Below is some material; set it all down exactly, apart from the pictures.

......

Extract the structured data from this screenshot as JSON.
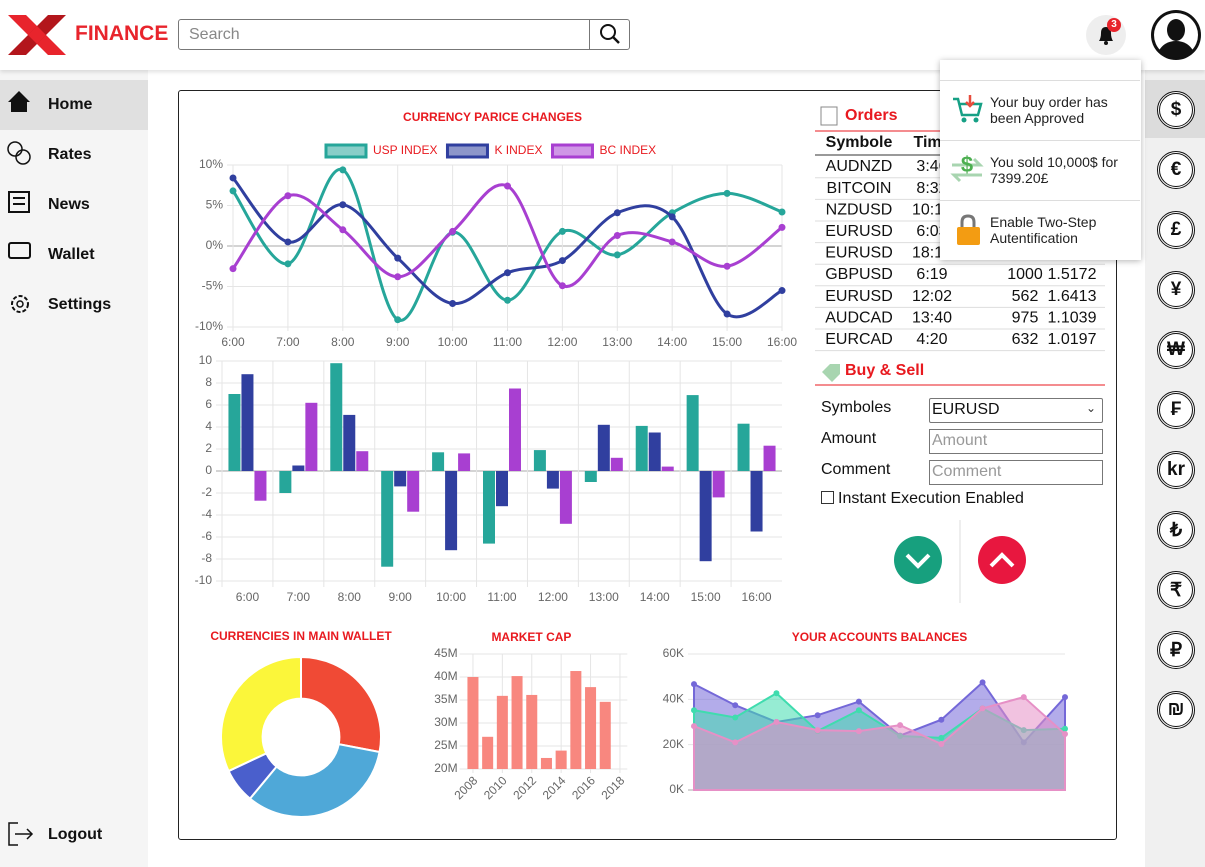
{
  "header": {
    "brand": "FINANCE",
    "search_placeholder": "Search",
    "notification_count": 3
  },
  "sidebar": {
    "items": [
      "Home",
      "Rates",
      "News",
      "Wallet",
      "Settings"
    ],
    "logout": "Logout"
  },
  "notifications": [
    {
      "text": "Your buy order has been Approved"
    },
    {
      "text": "You sold 10,000$ for 7399.20£"
    },
    {
      "text": "Enable Two-Step Autentification"
    }
  ],
  "currencies": [
    "$",
    "€",
    "£",
    "¥",
    "₩",
    "₣",
    "kr",
    "₺",
    "₹",
    "₽",
    "₪"
  ],
  "line_chart": {
    "type": "line",
    "title": "CURRENCY PARICE CHANGES",
    "categories": [
      "6:00",
      "7:00",
      "8:00",
      "9:00",
      "10:00",
      "11:00",
      "12:00",
      "13:00",
      "14:00",
      "15:00",
      "16:00"
    ],
    "series": [
      {
        "name": "USP INDEX",
        "color": "#26a69a",
        "values": [
          6.8,
          -2.2,
          9.4,
          -9.1,
          1.7,
          -6.7,
          1.8,
          -1.1,
          4.1,
          6.5,
          4.2
        ]
      },
      {
        "name": "K INDEX",
        "color": "#303f9f",
        "values": [
          8.4,
          0.5,
          5.1,
          -1.5,
          -7.1,
          -3.3,
          -1.8,
          4.1,
          3.6,
          -8.4,
          -5.5
        ]
      },
      {
        "name": "BC INDEX",
        "color": "#a83fd1",
        "values": [
          -2.8,
          6.2,
          2,
          -3.8,
          1.8,
          7.4,
          -4.9,
          1.3,
          0.5,
          -2.5,
          2.3
        ]
      }
    ],
    "ylim": [
      -10,
      10
    ],
    "yticks": [
      {
        "value": -10,
        "label": "-10%"
      },
      {
        "value": -5,
        "label": "-5%"
      },
      {
        "value": 0,
        "label": "0%"
      },
      {
        "value": 5,
        "label": "5%"
      },
      {
        "value": 10,
        "label": "10%"
      }
    ],
    "grid": true,
    "legend": "top"
  },
  "bar_chart": {
    "type": "bar",
    "categories": [
      "6:00",
      "7:00",
      "8:00",
      "9:00",
      "10:00",
      "11:00",
      "12:00",
      "13:00",
      "14:00",
      "15:00",
      "16:00"
    ],
    "series": [
      {
        "color": "#26a69a",
        "values": [
          7,
          -2,
          9.8,
          -8.7,
          1.7,
          -6.6,
          1.9,
          -1,
          4.1,
          6.9,
          4.3
        ]
      },
      {
        "color": "#303f9f",
        "values": [
          8.8,
          0.5,
          5.1,
          -1.4,
          -7.2,
          -3.2,
          -1.6,
          4.2,
          3.5,
          -8.2,
          -5.5
        ]
      },
      {
        "color": "#a83fd1",
        "values": [
          -2.7,
          6.2,
          1.8,
          -3.7,
          1.6,
          7.5,
          -4.8,
          1.2,
          0.4,
          -2.4,
          2.3
        ]
      }
    ],
    "ylim": [
      -10,
      10
    ],
    "yticks": [
      -10,
      -8,
      -6,
      -4,
      -2,
      0,
      2,
      4,
      6,
      8,
      10
    ],
    "grid": true
  },
  "orders": {
    "title": "Orders",
    "columns": [
      "Symbole",
      "Time"
    ],
    "rows": [
      [
        "AUDNZD",
        "3:46"
      ],
      [
        "BITCOIN",
        "8:32"
      ],
      [
        "NZDUSD",
        "10:15"
      ],
      [
        "EURUSD",
        "6:03"
      ],
      [
        "EURUSD",
        "18:10"
      ],
      [
        "GBPUSD",
        "6:19",
        1000,
        1.5172
      ],
      [
        "EURUSD",
        "12:02",
        562,
        1.6413
      ],
      [
        "AUDCAD",
        "13:40",
        975,
        1.1039
      ],
      [
        "EURCAD",
        "4:20",
        632,
        1.0197
      ]
    ]
  },
  "buy_sell": {
    "title": "Buy & Sell",
    "fields": [
      {
        "label": "Symboles",
        "value": "EURUSD"
      },
      {
        "label": "Amount",
        "placeholder": "Amount"
      },
      {
        "label": "Comment",
        "placeholder": "Comment"
      }
    ],
    "checkbox": "Instant Execution Enabled"
  },
  "wallet_chart": {
    "type": "pie",
    "title": "CURRENCIES IN MAIN WALLET",
    "values": [
      28,
      33,
      7,
      32
    ],
    "colors": [
      "#f04a35",
      "#4fa8d8",
      "#4a5fcc",
      "#fbf63a"
    ],
    "hole": true
  },
  "market_cap_chart": {
    "type": "bar",
    "title": "MARKET CAP",
    "x": [
      2008,
      2009,
      2010,
      2011,
      2012,
      2013,
      2014,
      2015,
      2016,
      2017
    ],
    "values": [
      40,
      27,
      35.9,
      40.2,
      36.1,
      22.4,
      24,
      41.3,
      37.8,
      34.6
    ],
    "color": "#f8877f",
    "xlim": [
      2007.5,
      2018.5
    ],
    "xticks": [
      2008,
      2010,
      2012,
      2014,
      2016,
      2018
    ],
    "ylim": [
      20,
      45
    ],
    "yticks": [
      {
        "value": 20,
        "label": "20M"
      },
      {
        "value": 25,
        "label": "25M"
      },
      {
        "value": 30,
        "label": "30M"
      },
      {
        "value": 35,
        "label": "35M"
      },
      {
        "value": 40,
        "label": "40M"
      },
      {
        "value": 45,
        "label": "45M"
      }
    ],
    "grid": true
  },
  "balances_chart": {
    "type": "area",
    "title": "YOUR ACCOUNTS BALANCES",
    "series": [
      {
        "color": "#7468d8",
        "values": [
          46.7,
          37.4,
          30,
          33,
          39,
          24,
          31,
          47.5,
          21,
          41
        ]
      },
      {
        "color": "#3fdcae",
        "values": [
          35.2,
          32,
          42.7,
          26,
          35.2,
          23.8,
          23,
          36,
          26.4,
          27
        ]
      },
      {
        "color": "#e690c6",
        "values": [
          28.2,
          21,
          30,
          26.4,
          26,
          28.6,
          20.3,
          36,
          41,
          24.7
        ]
      }
    ],
    "ylim": [
      0,
      60
    ],
    "yticks": [
      {
        "value": 0,
        "label": "0K"
      },
      {
        "value": 20,
        "label": "20K"
      },
      {
        "value": 40,
        "label": "40K"
      },
      {
        "value": 60,
        "label": "60K"
      }
    ],
    "grid": true
  }
}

......

Task solution:
Extract the structured data from this screenshot as JSON.
{
  "header": {
    "brand": "FINANCE",
    "search_placeholder": "Search",
    "notification_count": 3
  },
  "sidebar": {
    "items": [
      "Home",
      "Rates",
      "News",
      "Wallet",
      "Settings"
    ],
    "logout": "Logout"
  },
  "notifications": [
    {
      "text": "Your buy order has been Approved"
    },
    {
      "text": "You sold 10,000$ for 7399.20£"
    },
    {
      "text": "Enable Two-Step Autentification"
    }
  ],
  "currencies": [
    "$",
    "€",
    "£",
    "¥",
    "₩",
    "₣",
    "kr",
    "₺",
    "₹",
    "₽",
    "₪"
  ],
  "line_chart": {
    "type": "line",
    "title": "CURRENCY PARICE CHANGES",
    "categories": [
      "6:00",
      "7:00",
      "8:00",
      "9:00",
      "10:00",
      "11:00",
      "12:00",
      "13:00",
      "14:00",
      "15:00",
      "16:00"
    ],
    "series": [
      {
        "name": "USP INDEX",
        "color": "#26a69a",
        "values": [
          6.8,
          -2.2,
          9.4,
          -9.1,
          1.7,
          -6.7,
          1.8,
          -1.1,
          4.1,
          6.5,
          4.2
        ]
      },
      {
        "name": "K INDEX",
        "color": "#303f9f",
        "values": [
          8.4,
          0.5,
          5.1,
          -1.5,
          -7.1,
          -3.3,
          -1.8,
          4.1,
          3.6,
          -8.4,
          -5.5
        ]
      },
      {
        "name": "BC INDEX",
        "color": "#a83fd1",
        "values": [
          -2.8,
          6.2,
          2,
          -3.8,
          1.8,
          7.4,
          -4.9,
          1.3,
          0.5,
          -2.5,
          2.3
        ]
      }
    ],
    "ylim": [
      -10,
      10
    ],
    "yticks": [
      {
        "value": -10,
        "label": "-10%"
      },
      {
        "value": -5,
        "label": "-5%"
      },
      {
        "value": 0,
        "label": "0%"
      },
      {
        "value": 5,
        "label": "5%"
      },
      {
        "value": 10,
        "label": "10%"
      }
    ],
    "grid": true,
    "legend": "top"
  },
  "bar_chart": {
    "type": "bar",
    "categories": [
      "6:00",
      "7:00",
      "8:00",
      "9:00",
      "10:00",
      "11:00",
      "12:00",
      "13:00",
      "14:00",
      "15:00",
      "16:00"
    ],
    "series": [
      {
        "color": "#26a69a",
        "values": [
          7,
          -2,
          9.8,
          -8.7,
          1.7,
          -6.6,
          1.9,
          -1,
          4.1,
          6.9,
          4.3
        ]
      },
      {
        "color": "#303f9f",
        "values": [
          8.8,
          0.5,
          5.1,
          -1.4,
          -7.2,
          -3.2,
          -1.6,
          4.2,
          3.5,
          -8.2,
          -5.5
        ]
      },
      {
        "color": "#a83fd1",
        "values": [
          -2.7,
          6.2,
          1.8,
          -3.7,
          1.6,
          7.5,
          -4.8,
          1.2,
          0.4,
          -2.4,
          2.3
        ]
      }
    ],
    "ylim": [
      -10,
      10
    ],
    "yticks": [
      -10,
      -8,
      -6,
      -4,
      -2,
      0,
      2,
      4,
      6,
      8,
      10
    ],
    "grid": true
  },
  "orders": {
    "title": "Orders",
    "columns": [
      "Symbole",
      "Time"
    ],
    "rows": [
      [
        "AUDNZD",
        "3:46"
      ],
      [
        "BITCOIN",
        "8:32"
      ],
      [
        "NZDUSD",
        "10:15"
      ],
      [
        "EURUSD",
        "6:03"
      ],
      [
        "EURUSD",
        "18:10"
      ],
      [
        "GBPUSD",
        "6:19",
        1000,
        1.5172
      ],
      [
        "EURUSD",
        "12:02",
        562,
        1.6413
      ],
      [
        "AUDCAD",
        "13:40",
        975,
        1.1039
      ],
      [
        "EURCAD",
        "4:20",
        632,
        1.0197
      ]
    ]
  },
  "buy_sell": {
    "title": "Buy & Sell",
    "fields": [
      {
        "label": "Symboles",
        "value": "EURUSD"
      },
      {
        "label": "Amount",
        "placeholder": "Amount"
      },
      {
        "label": "Comment",
        "placeholder": "Comment"
      }
    ],
    "checkbox": "Instant Execution Enabled"
  },
  "wallet_chart": {
    "type": "pie",
    "title": "CURRENCIES IN MAIN WALLET",
    "values": [
      28,
      33,
      7,
      32
    ],
    "colors": [
      "#f04a35",
      "#4fa8d8",
      "#4a5fcc",
      "#fbf63a"
    ],
    "hole": true
  },
  "market_cap_chart": {
    "type": "bar",
    "title": "MARKET CAP",
    "x": [
      2008,
      2009,
      2010,
      2011,
      2012,
      2013,
      2014,
      2015,
      2016,
      2017
    ],
    "values": [
      40,
      27,
      35.9,
      40.2,
      36.1,
      22.4,
      24,
      41.3,
      37.8,
      34.6
    ],
    "color": "#f8877f",
    "xlim": [
      2007.5,
      2018.5
    ],
    "xticks": [
      2008,
      2010,
      2012,
      2014,
      2016,
      2018
    ],
    "ylim": [
      20,
      45
    ],
    "yticks": [
      {
        "value": 20,
        "label": "20M"
      },
      {
        "value": 25,
        "label": "25M"
      },
      {
        "value": 30,
        "label": "30M"
      },
      {
        "value": 35,
        "label": "35M"
      },
      {
        "value": 40,
        "label": "40M"
      },
      {
        "value": 45,
        "label": "45M"
      }
    ],
    "grid": true
  },
  "balances_chart": {
    "type": "area",
    "title": "YOUR ACCOUNTS BALANCES",
    "series": [
      {
        "color": "#7468d8",
        "values": [
          46.7,
          37.4,
          30,
          33,
          39,
          24,
          31,
          47.5,
          21,
          41
        ]
      },
      {
        "color": "#3fdcae",
        "values": [
          35.2,
          32,
          42.7,
          26,
          35.2,
          23.8,
          23,
          36,
          26.4,
          27
        ]
      },
      {
        "color": "#e690c6",
        "values": [
          28.2,
          21,
          30,
          26.4,
          26,
          28.6,
          20.3,
          36,
          41,
          24.7
        ]
      }
    ],
    "ylim": [
      0,
      60
    ],
    "yticks": [
      {
        "value": 0,
        "label": "0K"
      },
      {
        "value": 20,
        "label": "20K"
      },
      {
        "value": 40,
        "label": "40K"
      },
      {
        "value": 60,
        "label": "60K"
      }
    ],
    "grid": true
  }
}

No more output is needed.